_Task input_:
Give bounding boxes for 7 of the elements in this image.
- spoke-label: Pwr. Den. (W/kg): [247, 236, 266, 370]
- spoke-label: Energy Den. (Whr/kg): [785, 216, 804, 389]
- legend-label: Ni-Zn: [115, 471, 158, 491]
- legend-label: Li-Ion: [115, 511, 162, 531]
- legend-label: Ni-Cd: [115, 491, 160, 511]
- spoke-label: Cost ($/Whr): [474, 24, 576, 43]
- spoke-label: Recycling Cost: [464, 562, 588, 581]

_Stated problem_:
Print every line of the material above again, unchanged and in the same order.

_The result_:
Give bounding boxes for 7 of the elements in this image.
- spoke-label: Pwr. Den. (W/kg): [247, 236, 266, 370]
- spoke-label: Energy Den. (Whr/kg): [785, 216, 804, 389]
- legend-label: Ni-Zn: [115, 471, 158, 491]
- legend-label: Li-Ion: [115, 511, 162, 531]
- legend-label: Ni-Cd: [115, 491, 160, 511]
- spoke-label: Cost ($/Whr): [474, 24, 576, 43]
- spoke-label: Recycling Cost: [464, 562, 588, 581]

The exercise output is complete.